%%
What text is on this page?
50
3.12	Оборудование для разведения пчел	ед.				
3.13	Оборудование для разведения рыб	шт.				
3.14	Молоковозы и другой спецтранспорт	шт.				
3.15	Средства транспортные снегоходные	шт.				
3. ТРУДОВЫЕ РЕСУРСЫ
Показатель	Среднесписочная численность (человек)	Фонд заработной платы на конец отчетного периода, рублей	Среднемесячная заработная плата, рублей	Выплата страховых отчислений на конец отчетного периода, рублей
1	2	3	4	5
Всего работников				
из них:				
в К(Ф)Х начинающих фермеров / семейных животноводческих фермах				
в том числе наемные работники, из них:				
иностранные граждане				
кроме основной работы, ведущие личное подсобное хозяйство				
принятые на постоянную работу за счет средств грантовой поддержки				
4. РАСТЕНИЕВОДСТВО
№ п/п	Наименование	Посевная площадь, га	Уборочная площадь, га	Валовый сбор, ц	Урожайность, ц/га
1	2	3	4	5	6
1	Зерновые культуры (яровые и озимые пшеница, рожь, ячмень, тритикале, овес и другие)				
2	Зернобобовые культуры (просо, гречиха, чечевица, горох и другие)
%%
GOAL OF THE EXERCISE: From the listing above, copy every line that includes the word "другие".

FINISHED TASK:
1	Зерновые культуры (яровые и озимые пшеница, рожь, ячмень, тритикале, овес и другие)				
2	Зернобобовые культуры (просо, гречиха, чечевица, горох и другие)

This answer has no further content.